──────── Exercise input ────────

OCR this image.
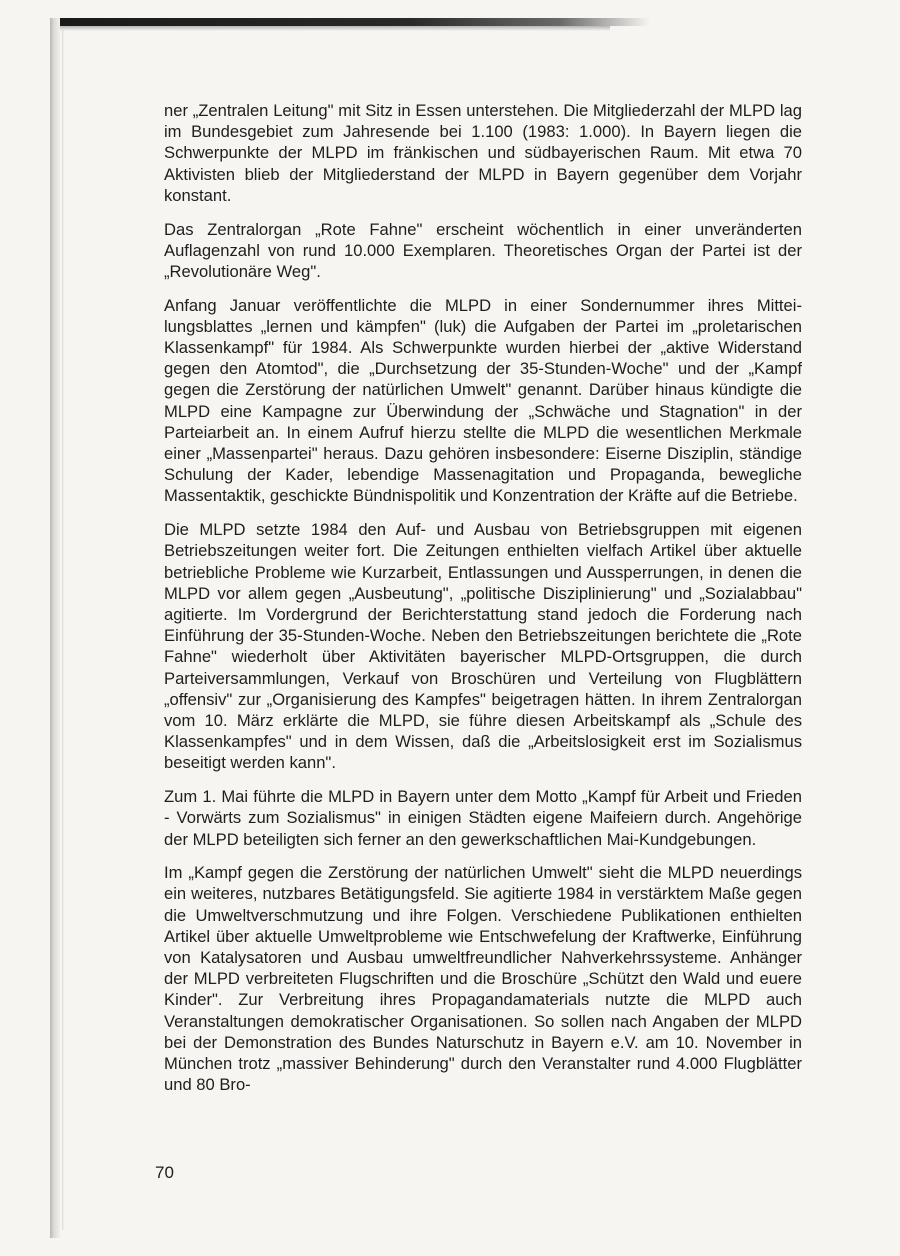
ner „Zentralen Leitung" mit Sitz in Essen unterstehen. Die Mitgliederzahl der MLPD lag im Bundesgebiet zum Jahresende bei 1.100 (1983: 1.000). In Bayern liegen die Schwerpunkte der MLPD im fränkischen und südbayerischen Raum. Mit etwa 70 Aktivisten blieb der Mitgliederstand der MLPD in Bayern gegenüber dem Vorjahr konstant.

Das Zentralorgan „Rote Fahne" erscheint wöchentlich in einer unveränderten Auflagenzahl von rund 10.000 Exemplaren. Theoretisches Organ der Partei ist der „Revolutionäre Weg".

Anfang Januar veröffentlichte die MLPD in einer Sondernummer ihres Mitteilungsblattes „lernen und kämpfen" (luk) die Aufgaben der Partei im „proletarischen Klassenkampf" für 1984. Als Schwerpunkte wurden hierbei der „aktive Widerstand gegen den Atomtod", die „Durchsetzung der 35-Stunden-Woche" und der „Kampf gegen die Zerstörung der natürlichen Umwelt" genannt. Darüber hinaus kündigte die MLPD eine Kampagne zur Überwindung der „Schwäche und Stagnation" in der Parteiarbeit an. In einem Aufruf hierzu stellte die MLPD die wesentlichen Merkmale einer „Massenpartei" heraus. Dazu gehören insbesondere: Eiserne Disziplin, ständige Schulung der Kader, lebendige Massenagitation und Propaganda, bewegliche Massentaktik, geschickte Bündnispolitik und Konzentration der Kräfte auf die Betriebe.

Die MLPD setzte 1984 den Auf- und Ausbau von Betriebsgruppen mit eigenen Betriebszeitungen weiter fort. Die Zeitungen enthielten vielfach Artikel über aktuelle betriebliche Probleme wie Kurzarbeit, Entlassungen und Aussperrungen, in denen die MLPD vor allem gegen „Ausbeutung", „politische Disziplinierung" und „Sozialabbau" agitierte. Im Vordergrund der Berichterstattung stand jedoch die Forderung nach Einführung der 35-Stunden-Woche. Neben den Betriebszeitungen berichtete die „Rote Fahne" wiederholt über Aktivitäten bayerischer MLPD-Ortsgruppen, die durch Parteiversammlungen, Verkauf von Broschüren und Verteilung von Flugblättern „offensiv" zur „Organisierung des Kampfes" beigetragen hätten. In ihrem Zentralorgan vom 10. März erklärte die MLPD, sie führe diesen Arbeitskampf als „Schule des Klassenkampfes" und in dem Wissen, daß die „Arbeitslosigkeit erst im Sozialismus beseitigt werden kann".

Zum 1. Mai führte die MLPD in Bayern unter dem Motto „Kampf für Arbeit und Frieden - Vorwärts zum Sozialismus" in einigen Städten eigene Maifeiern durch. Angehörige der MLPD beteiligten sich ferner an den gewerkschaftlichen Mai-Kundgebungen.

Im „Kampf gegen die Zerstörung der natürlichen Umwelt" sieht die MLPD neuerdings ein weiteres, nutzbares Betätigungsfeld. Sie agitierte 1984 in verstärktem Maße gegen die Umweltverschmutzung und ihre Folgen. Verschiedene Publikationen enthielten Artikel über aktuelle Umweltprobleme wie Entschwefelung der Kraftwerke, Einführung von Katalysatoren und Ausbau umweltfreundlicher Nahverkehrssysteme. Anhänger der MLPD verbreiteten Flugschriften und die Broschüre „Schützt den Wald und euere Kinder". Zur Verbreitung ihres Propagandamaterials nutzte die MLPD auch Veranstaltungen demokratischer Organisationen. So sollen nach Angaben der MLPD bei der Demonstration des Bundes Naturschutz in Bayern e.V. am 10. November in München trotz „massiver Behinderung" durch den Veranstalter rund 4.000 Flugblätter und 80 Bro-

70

────────
──────── Exercise input ────────

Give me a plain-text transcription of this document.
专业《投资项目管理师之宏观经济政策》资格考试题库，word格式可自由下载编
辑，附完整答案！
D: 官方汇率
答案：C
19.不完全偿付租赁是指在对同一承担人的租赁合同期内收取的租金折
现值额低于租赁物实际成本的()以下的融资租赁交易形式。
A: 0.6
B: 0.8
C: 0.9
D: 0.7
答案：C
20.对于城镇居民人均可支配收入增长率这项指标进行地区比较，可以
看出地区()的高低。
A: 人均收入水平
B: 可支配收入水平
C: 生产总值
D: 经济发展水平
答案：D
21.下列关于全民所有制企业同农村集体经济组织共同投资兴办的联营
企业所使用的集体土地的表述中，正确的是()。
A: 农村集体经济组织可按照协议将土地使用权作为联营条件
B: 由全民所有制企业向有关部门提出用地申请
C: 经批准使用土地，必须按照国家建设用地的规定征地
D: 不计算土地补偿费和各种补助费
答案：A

────────

Show all lines from the data above in which the word "this" appears.

OCR this image.
Give me a plain-text transcription of this document.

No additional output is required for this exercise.